Revealing the Dark Secrets of Masked Image Modeling

动机
- Masked image modeling (MIM) as pre-training
  - proved effective
  - but how it works remains unclear
- we compare MIM with mainstream supervised models
  - through visualizations & experiments
  - to cover the key representational differents
- visualizations
  - 发现MIM brings locality inductive bias to all layers：信息流更不丢东西？
  - 相比之下supervised models在lower layers更关注局部信息，在higher layers则更关注全局信息
  - supervised models在last layers的attention head基本没啥差别（都是global semantic info），但是MIM在last layers仍旧能够keep diversity on attention heads
  - less diversity harms the fine-tuning performance
- experiments
  - 发现MIM相比较于supervised models更胜任tasks with weak semantics / fine-grained tasks
  - 【猜测】image-level label 驱动 pixel-level study的效果更好？
论点
- masked signal modeling
  - mask a portion of input signals and tries to predict them
  - 属于比较经典的recover-based自监督任务设计
  - language, vision, and speech场景都有在用
- masked image modeling (MIM)

▶ [任务说明]: 请将这篇关于掩码图像建模的摘录中自“Revealing the Dark”起、至“to all layers：信息流更不丢东西？”止（含该处文字）的部分逐字重新录入。 完成本练习无需查阅其后的条目。

▶ [已保存的数据条目]:
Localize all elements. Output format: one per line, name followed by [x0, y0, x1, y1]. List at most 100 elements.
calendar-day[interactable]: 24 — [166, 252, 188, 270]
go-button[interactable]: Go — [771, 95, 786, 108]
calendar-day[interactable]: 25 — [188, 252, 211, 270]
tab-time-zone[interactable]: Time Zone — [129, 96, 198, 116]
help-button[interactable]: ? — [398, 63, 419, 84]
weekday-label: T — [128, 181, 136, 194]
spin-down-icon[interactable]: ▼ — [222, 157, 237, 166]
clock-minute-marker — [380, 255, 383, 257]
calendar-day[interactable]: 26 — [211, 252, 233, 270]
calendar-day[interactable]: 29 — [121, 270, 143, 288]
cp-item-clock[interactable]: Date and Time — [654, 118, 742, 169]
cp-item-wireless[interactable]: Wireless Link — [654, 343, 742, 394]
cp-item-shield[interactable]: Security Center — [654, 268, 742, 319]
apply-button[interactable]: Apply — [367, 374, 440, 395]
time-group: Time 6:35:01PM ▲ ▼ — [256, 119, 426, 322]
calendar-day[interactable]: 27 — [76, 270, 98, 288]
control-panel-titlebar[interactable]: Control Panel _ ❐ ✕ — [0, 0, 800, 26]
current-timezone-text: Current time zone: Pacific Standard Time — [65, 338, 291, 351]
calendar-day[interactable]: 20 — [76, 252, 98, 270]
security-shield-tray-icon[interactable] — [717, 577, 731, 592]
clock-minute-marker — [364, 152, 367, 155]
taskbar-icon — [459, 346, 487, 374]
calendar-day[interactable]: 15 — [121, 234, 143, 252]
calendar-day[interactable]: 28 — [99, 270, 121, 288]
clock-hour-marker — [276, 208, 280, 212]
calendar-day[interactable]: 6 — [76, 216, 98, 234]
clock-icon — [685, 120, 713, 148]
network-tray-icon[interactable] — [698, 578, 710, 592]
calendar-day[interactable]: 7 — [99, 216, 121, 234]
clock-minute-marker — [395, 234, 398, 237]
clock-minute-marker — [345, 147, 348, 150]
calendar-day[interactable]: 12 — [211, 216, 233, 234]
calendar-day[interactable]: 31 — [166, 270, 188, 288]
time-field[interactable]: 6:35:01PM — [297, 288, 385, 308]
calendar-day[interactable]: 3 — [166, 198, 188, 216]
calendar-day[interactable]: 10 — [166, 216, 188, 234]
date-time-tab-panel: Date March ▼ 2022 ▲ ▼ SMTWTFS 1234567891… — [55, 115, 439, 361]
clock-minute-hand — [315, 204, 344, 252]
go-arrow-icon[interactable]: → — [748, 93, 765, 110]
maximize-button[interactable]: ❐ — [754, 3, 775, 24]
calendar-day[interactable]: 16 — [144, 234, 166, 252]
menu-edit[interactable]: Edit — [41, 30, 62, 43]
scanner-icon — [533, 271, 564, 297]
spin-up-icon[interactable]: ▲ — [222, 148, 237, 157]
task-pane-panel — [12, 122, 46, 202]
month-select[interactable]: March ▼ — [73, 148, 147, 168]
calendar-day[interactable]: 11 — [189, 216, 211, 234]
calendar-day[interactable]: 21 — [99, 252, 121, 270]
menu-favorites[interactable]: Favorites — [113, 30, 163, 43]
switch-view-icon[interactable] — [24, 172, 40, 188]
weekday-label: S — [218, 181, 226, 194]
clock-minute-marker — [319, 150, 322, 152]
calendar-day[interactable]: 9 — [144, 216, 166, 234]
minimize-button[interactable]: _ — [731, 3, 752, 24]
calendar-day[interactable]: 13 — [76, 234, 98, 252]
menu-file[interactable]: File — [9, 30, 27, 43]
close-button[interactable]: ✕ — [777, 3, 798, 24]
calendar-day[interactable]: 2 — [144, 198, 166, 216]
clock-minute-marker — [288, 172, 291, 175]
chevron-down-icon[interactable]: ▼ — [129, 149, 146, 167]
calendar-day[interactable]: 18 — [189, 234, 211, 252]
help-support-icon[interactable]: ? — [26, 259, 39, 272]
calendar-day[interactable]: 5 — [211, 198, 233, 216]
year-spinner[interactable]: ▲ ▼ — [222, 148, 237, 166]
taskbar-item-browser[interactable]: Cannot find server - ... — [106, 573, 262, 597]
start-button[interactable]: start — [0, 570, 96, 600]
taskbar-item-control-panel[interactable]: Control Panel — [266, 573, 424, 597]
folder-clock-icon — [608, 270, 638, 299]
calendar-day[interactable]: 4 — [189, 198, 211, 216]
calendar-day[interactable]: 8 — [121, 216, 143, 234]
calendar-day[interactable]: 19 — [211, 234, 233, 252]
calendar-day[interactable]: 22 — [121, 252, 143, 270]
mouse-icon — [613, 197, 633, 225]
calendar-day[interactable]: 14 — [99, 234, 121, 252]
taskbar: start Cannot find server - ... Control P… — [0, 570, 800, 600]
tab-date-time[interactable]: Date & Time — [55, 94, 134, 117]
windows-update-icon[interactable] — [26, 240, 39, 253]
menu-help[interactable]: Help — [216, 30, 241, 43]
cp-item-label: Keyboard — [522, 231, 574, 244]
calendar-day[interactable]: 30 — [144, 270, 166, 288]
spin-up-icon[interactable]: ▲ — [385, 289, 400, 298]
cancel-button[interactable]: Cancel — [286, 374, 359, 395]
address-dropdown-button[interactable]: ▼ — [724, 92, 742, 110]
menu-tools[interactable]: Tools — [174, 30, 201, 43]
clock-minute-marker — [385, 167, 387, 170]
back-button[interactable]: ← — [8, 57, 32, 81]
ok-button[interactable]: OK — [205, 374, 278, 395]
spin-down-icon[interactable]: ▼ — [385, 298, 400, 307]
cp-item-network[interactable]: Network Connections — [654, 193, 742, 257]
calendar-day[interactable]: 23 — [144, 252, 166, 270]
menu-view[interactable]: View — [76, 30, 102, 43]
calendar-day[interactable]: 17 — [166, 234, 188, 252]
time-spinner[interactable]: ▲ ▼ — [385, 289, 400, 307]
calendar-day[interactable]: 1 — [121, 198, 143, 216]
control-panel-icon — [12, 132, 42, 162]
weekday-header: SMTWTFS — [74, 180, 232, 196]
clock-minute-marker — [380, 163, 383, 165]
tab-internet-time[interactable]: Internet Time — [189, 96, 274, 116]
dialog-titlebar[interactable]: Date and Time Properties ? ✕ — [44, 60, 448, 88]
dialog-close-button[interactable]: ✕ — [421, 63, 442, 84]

▶ [作答内容]:
Revealing the Dark Secrets of Masked Image Modeling

动机
- Masked image modeling (MIM) as pre-training
  - proved effective
  - but how it works remains unclear
- we compare MIM with mainstream supervised models
  - through visualizations & experiments
  - to cover the key representational differents
- visualizations
  - 发现MIM brings locality inductive bias to all layers：信息流更不丢东西？